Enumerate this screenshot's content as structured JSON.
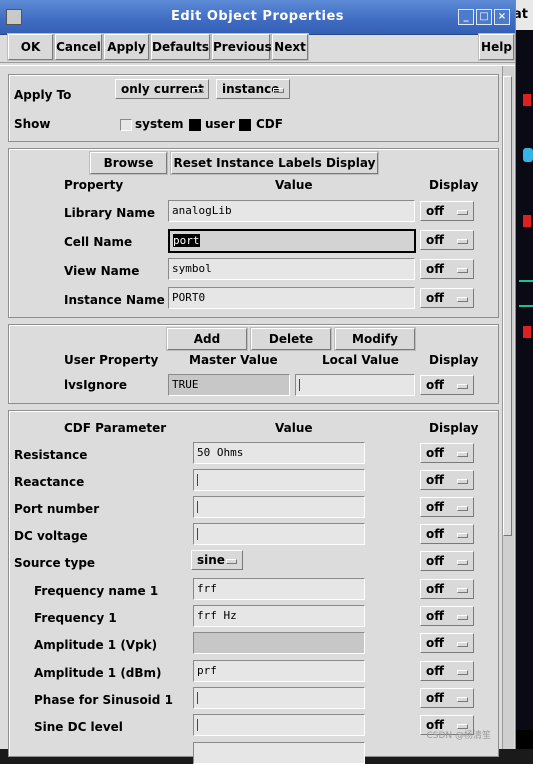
{
  "window": {
    "title": "Edit Object Properties",
    "min_glyph": "_",
    "max_glyph": "□",
    "close_glyph": "×"
  },
  "background_window": {
    "caption": "at"
  },
  "toolbar": {
    "ok": "OK",
    "cancel": "Cancel",
    "apply": "Apply",
    "defaults": "Defaults",
    "previous": "Previous",
    "next": "Next",
    "help": "Help"
  },
  "apply_section": {
    "apply_to_label": "Apply To",
    "apply_to_value": "only current",
    "target_value": "instance",
    "show_label": "Show",
    "show_options": [
      {
        "label": "system",
        "checked": false
      },
      {
        "label": "user",
        "checked": true
      },
      {
        "label": "CDF",
        "checked": true
      }
    ]
  },
  "instance_section": {
    "browse": "Browse",
    "reset": "Reset Instance Labels Display",
    "headers": {
      "property": "Property",
      "value": "Value",
      "display": "Display"
    },
    "rows": [
      {
        "label": "Library Name",
        "value": "analogLib",
        "display": "off"
      },
      {
        "label": "Cell Name",
        "value": "port",
        "display": "off"
      },
      {
        "label": "View Name",
        "value": "symbol",
        "display": "off"
      },
      {
        "label": "Instance Name",
        "value": "PORT0",
        "display": "off"
      }
    ]
  },
  "user_section": {
    "add": "Add",
    "delete": "Delete",
    "modify": "Modify",
    "headers": {
      "user_property": "User Property",
      "master_value": "Master Value",
      "local_value": "Local Value",
      "display": "Display"
    },
    "row": {
      "label": "lvsIgnore",
      "master": "TRUE",
      "local": "",
      "display": "off"
    }
  },
  "cdf_section": {
    "headers": {
      "parameter": "CDF Parameter",
      "value": "Value",
      "display": "Display"
    },
    "rows": [
      {
        "label": "Resistance",
        "value": "50 Ohms",
        "display": "off"
      },
      {
        "label": "Reactance",
        "value": "",
        "display": "off"
      },
      {
        "label": "Port number",
        "value": "",
        "display": "off"
      },
      {
        "label": "DC voltage",
        "value": "",
        "display": "off"
      },
      {
        "label": "Source type",
        "value": "sine",
        "display": "off"
      },
      {
        "label": "Frequency name 1",
        "value": "frf",
        "display": "off"
      },
      {
        "label": "Frequency 1",
        "value": "frf Hz",
        "display": "off"
      },
      {
        "label": "Amplitude 1 (Vpk)",
        "value": "",
        "display": "off"
      },
      {
        "label": "Amplitude 1 (dBm)",
        "value": "prf",
        "display": "off"
      },
      {
        "label": "Phase for Sinusoid 1",
        "value": "",
        "display": "off"
      },
      {
        "label": "Sine DC level",
        "value": "",
        "display": "off"
      }
    ]
  },
  "watermark": "CSDN @杨清笙"
}
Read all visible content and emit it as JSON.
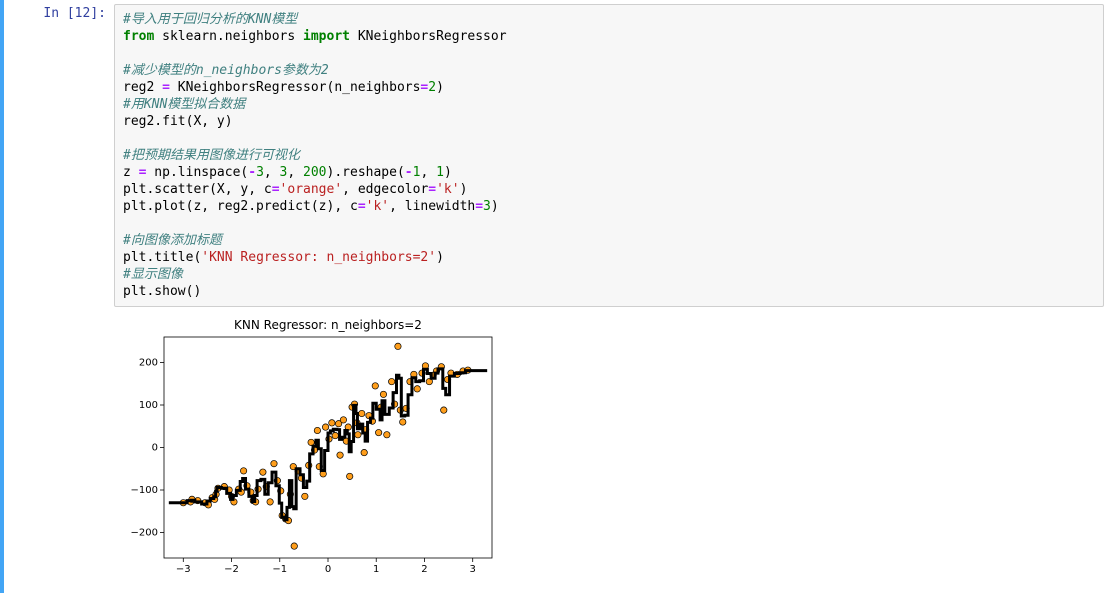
{
  "prompt_label": "In [12]:",
  "code": {
    "l1": "#导入用于回归分析的KNN模型",
    "l2a": "from",
    "l2b": " sklearn.neighbors ",
    "l2c": "import",
    "l2d": " KNeighborsRegressor",
    "l3": "",
    "l4": "#减少模型的n_neighbors参数为2",
    "l5a": "reg2 ",
    "l5b": "=",
    "l5c": " KNeighborsRegressor(n_neighbors",
    "l5d": "=",
    "l5e": "2",
    "l5f": ")",
    "l6": "#用KNN模型拟合数据",
    "l7": "reg2.fit(X, y)",
    "l8": "",
    "l9": "#把预期结果用图像进行可视化",
    "l10a": "z ",
    "l10b": "=",
    "l10c": " np.linspace(",
    "l10d": "-",
    "l10e": "3",
    "l10f": ", ",
    "l10g": "3",
    "l10h": ", ",
    "l10i": "200",
    "l10j": ").reshape(",
    "l10k": "-",
    "l10l": "1",
    "l10m": ", ",
    "l10n": "1",
    "l10o": ")",
    "l11a": "plt.scatter(X, y, c",
    "l11b": "=",
    "l11c": "'orange'",
    "l11d": ", edgecolor",
    "l11e": "=",
    "l11f": "'k'",
    "l11g": ")",
    "l12a": "plt.plot(z, reg2.predict(z), c",
    "l12b": "=",
    "l12c": "'k'",
    "l12d": ", linewidth",
    "l12e": "=",
    "l12f": "3",
    "l12g": ")",
    "l13": "",
    "l14": "#向图像添加标题",
    "l15a": "plt.title(",
    "l15b": "'KNN Regressor: n_neighbors=2'",
    "l15c": ")",
    "l16": "#显示图像",
    "l17": "plt.show()"
  },
  "chart_data": {
    "type": "scatter_line",
    "title": "KNN Regressor: n_neighbors=2",
    "xlabel": "",
    "ylabel": "",
    "xlim": [
      -3.4,
      3.4
    ],
    "ylim": [
      -260,
      260
    ],
    "xticks": [
      -3,
      -2,
      -1,
      0,
      1,
      2,
      3
    ],
    "yticks": [
      -200,
      -100,
      0,
      100,
      200
    ],
    "scatter": [
      [
        -3.0,
        -130
      ],
      [
        -2.85,
        -128
      ],
      [
        -2.82,
        -122
      ],
      [
        -2.7,
        -125
      ],
      [
        -2.55,
        -130
      ],
      [
        -2.48,
        -135
      ],
      [
        -2.4,
        -118
      ],
      [
        -2.35,
        -122
      ],
      [
        -2.32,
        -110
      ],
      [
        -2.28,
        -96
      ],
      [
        -2.15,
        -92
      ],
      [
        -2.05,
        -100
      ],
      [
        -2.0,
        -115
      ],
      [
        -1.95,
        -128
      ],
      [
        -1.85,
        -98
      ],
      [
        -1.8,
        -105
      ],
      [
        -1.75,
        -55
      ],
      [
        -1.68,
        -90
      ],
      [
        -1.6,
        -105
      ],
      [
        -1.55,
        -125
      ],
      [
        -1.5,
        -128
      ],
      [
        -1.45,
        -98
      ],
      [
        -1.35,
        -58
      ],
      [
        -1.28,
        -92
      ],
      [
        -1.2,
        -128
      ],
      [
        -1.12,
        -38
      ],
      [
        -1.05,
        -78
      ],
      [
        -0.98,
        -102
      ],
      [
        -0.95,
        -160
      ],
      [
        -0.88,
        -168
      ],
      [
        -0.82,
        -172
      ],
      [
        -0.78,
        -110
      ],
      [
        -0.72,
        -45
      ],
      [
        -0.7,
        -232
      ],
      [
        -0.62,
        -55
      ],
      [
        -0.55,
        -72
      ],
      [
        -0.48,
        -115
      ],
      [
        -0.4,
        -42
      ],
      [
        -0.35,
        12
      ],
      [
        -0.28,
        -6
      ],
      [
        -0.22,
        40
      ],
      [
        -0.18,
        -45
      ],
      [
        -0.1,
        -62
      ],
      [
        -0.05,
        48
      ],
      [
        0.02,
        20
      ],
      [
        0.08,
        58
      ],
      [
        0.15,
        28
      ],
      [
        0.22,
        56
      ],
      [
        0.25,
        -18
      ],
      [
        0.32,
        65
      ],
      [
        0.38,
        15
      ],
      [
        0.42,
        48
      ],
      [
        0.45,
        -68
      ],
      [
        0.5,
        95
      ],
      [
        0.55,
        102
      ],
      [
        0.6,
        58
      ],
      [
        0.62,
        30
      ],
      [
        0.7,
        80
      ],
      [
        0.75,
        -12
      ],
      [
        0.78,
        42
      ],
      [
        0.85,
        75
      ],
      [
        0.92,
        62
      ],
      [
        0.98,
        145
      ],
      [
        1.05,
        35
      ],
      [
        1.1,
        95
      ],
      [
        1.15,
        125
      ],
      [
        1.22,
        30
      ],
      [
        1.32,
        155
      ],
      [
        1.38,
        102
      ],
      [
        1.45,
        238
      ],
      [
        1.5,
        88
      ],
      [
        1.55,
        60
      ],
      [
        1.62,
        92
      ],
      [
        1.7,
        155
      ],
      [
        1.78,
        172
      ],
      [
        1.85,
        138
      ],
      [
        1.95,
        175
      ],
      [
        2.02,
        192
      ],
      [
        2.1,
        155
      ],
      [
        2.18,
        170
      ],
      [
        2.25,
        180
      ],
      [
        2.35,
        190
      ],
      [
        2.4,
        88
      ],
      [
        2.48,
        160
      ],
      [
        2.55,
        175
      ],
      [
        2.68,
        172
      ],
      [
        2.8,
        180
      ],
      [
        2.9,
        182
      ]
    ],
    "line": [
      [
        -3.3,
        -130
      ],
      [
        -3.0,
        -130
      ],
      [
        -2.92,
        -130
      ],
      [
        -2.92,
        -125
      ],
      [
        -2.83,
        -125
      ],
      [
        -2.83,
        -124
      ],
      [
        -2.76,
        -124
      ],
      [
        -2.76,
        -128
      ],
      [
        -2.62,
        -128
      ],
      [
        -2.62,
        -133
      ],
      [
        -2.51,
        -133
      ],
      [
        -2.51,
        -126
      ],
      [
        -2.44,
        -126
      ],
      [
        -2.44,
        -120
      ],
      [
        -2.37,
        -120
      ],
      [
        -2.37,
        -116
      ],
      [
        -2.33,
        -116
      ],
      [
        -2.33,
        -103
      ],
      [
        -2.3,
        -103
      ],
      [
        -2.3,
        -94
      ],
      [
        -2.21,
        -94
      ],
      [
        -2.21,
        -96
      ],
      [
        -2.1,
        -96
      ],
      [
        -2.1,
        -108
      ],
      [
        -2.02,
        -108
      ],
      [
        -2.02,
        -122
      ],
      [
        -1.97,
        -122
      ],
      [
        -1.97,
        -113
      ],
      [
        -1.9,
        -113
      ],
      [
        -1.9,
        -101
      ],
      [
        -1.82,
        -101
      ],
      [
        -1.82,
        -80
      ],
      [
        -1.77,
        -80
      ],
      [
        -1.77,
        -73
      ],
      [
        -1.71,
        -73
      ],
      [
        -1.71,
        -98
      ],
      [
        -1.64,
        -98
      ],
      [
        -1.64,
        -115
      ],
      [
        -1.57,
        -115
      ],
      [
        -1.57,
        -127
      ],
      [
        -1.52,
        -127
      ],
      [
        -1.52,
        -113
      ],
      [
        -1.47,
        -113
      ],
      [
        -1.47,
        -78
      ],
      [
        -1.39,
        -78
      ],
      [
        -1.39,
        -75
      ],
      [
        -1.31,
        -75
      ],
      [
        -1.31,
        -110
      ],
      [
        -1.24,
        -110
      ],
      [
        -1.24,
        -83
      ],
      [
        -1.16,
        -83
      ],
      [
        -1.16,
        -58
      ],
      [
        -1.08,
        -58
      ],
      [
        -1.08,
        -90
      ],
      [
        -1.01,
        -90
      ],
      [
        -1.01,
        -131
      ],
      [
        -0.96,
        -131
      ],
      [
        -0.96,
        -164
      ],
      [
        -0.9,
        -164
      ],
      [
        -0.9,
        -170
      ],
      [
        -0.85,
        -170
      ],
      [
        -0.85,
        -141
      ],
      [
        -0.8,
        -141
      ],
      [
        -0.8,
        -78
      ],
      [
        -0.75,
        -78
      ],
      [
        -0.75,
        -139
      ],
      [
        -0.71,
        -139
      ],
      [
        -0.71,
        -144
      ],
      [
        -0.66,
        -144
      ],
      [
        -0.66,
        -50
      ],
      [
        -0.58,
        -50
      ],
      [
        -0.58,
        -64
      ],
      [
        -0.51,
        -64
      ],
      [
        -0.51,
        -94
      ],
      [
        -0.44,
        -94
      ],
      [
        -0.44,
        -79
      ],
      [
        -0.38,
        -79
      ],
      [
        -0.38,
        -15
      ],
      [
        -0.31,
        -15
      ],
      [
        -0.31,
        3
      ],
      [
        -0.25,
        3
      ],
      [
        -0.25,
        17
      ],
      [
        -0.2,
        17
      ],
      [
        -0.2,
        -3
      ],
      [
        -0.14,
        -3
      ],
      [
        -0.14,
        -54
      ],
      [
        -0.07,
        -54
      ],
      [
        -0.07,
        -7
      ],
      [
        0.0,
        -7
      ],
      [
        0.0,
        34
      ],
      [
        0.05,
        34
      ],
      [
        0.05,
        39
      ],
      [
        0.11,
        39
      ],
      [
        0.11,
        43
      ],
      [
        0.18,
        43
      ],
      [
        0.18,
        42
      ],
      [
        0.24,
        42
      ],
      [
        0.24,
        19
      ],
      [
        0.29,
        19
      ],
      [
        0.29,
        24
      ],
      [
        0.35,
        24
      ],
      [
        0.35,
        40
      ],
      [
        0.4,
        40
      ],
      [
        0.4,
        32
      ],
      [
        0.44,
        32
      ],
      [
        0.44,
        -10
      ],
      [
        0.48,
        -10
      ],
      [
        0.48,
        14
      ],
      [
        0.53,
        14
      ],
      [
        0.53,
        99
      ],
      [
        0.58,
        99
      ],
      [
        0.58,
        80
      ],
      [
        0.61,
        80
      ],
      [
        0.61,
        44
      ],
      [
        0.66,
        44
      ],
      [
        0.66,
        55
      ],
      [
        0.72,
        55
      ],
      [
        0.72,
        34
      ],
      [
        0.77,
        34
      ],
      [
        0.77,
        15
      ],
      [
        0.82,
        15
      ],
      [
        0.82,
        59
      ],
      [
        0.88,
        59
      ],
      [
        0.88,
        69
      ],
      [
        0.93,
        69
      ],
      [
        0.93,
        104
      ],
      [
        1.0,
        104
      ],
      [
        1.0,
        90
      ],
      [
        1.08,
        90
      ],
      [
        1.08,
        65
      ],
      [
        1.12,
        65
      ],
      [
        1.12,
        110
      ],
      [
        1.18,
        110
      ],
      [
        1.18,
        78
      ],
      [
        1.27,
        78
      ],
      [
        1.27,
        93
      ],
      [
        1.35,
        93
      ],
      [
        1.35,
        129
      ],
      [
        1.42,
        129
      ],
      [
        1.42,
        170
      ],
      [
        1.47,
        170
      ],
      [
        1.47,
        163
      ],
      [
        1.52,
        163
      ],
      [
        1.52,
        74
      ],
      [
        1.59,
        74
      ],
      [
        1.59,
        76
      ],
      [
        1.66,
        76
      ],
      [
        1.66,
        124
      ],
      [
        1.74,
        124
      ],
      [
        1.74,
        164
      ],
      [
        1.82,
        164
      ],
      [
        1.82,
        155
      ],
      [
        1.9,
        155
      ],
      [
        1.9,
        157
      ],
      [
        1.98,
        157
      ],
      [
        1.98,
        184
      ],
      [
        2.06,
        184
      ],
      [
        2.06,
        174
      ],
      [
        2.14,
        174
      ],
      [
        2.14,
        163
      ],
      [
        2.22,
        163
      ],
      [
        2.22,
        175
      ],
      [
        2.28,
        175
      ],
      [
        2.28,
        185
      ],
      [
        2.38,
        185
      ],
      [
        2.38,
        139
      ],
      [
        2.44,
        139
      ],
      [
        2.44,
        124
      ],
      [
        2.52,
        124
      ],
      [
        2.52,
        168
      ],
      [
        2.62,
        168
      ],
      [
        2.62,
        174
      ],
      [
        2.74,
        174
      ],
      [
        2.74,
        176
      ],
      [
        2.85,
        176
      ],
      [
        2.85,
        181
      ],
      [
        3.3,
        181
      ]
    ]
  }
}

> _What is required_
Among the entries above, identify all lines with "JSON" and copy them.

> _Complete response_
Enumerate this screenshot's content as structured JSON.
Read all visible content and emit it as JSON.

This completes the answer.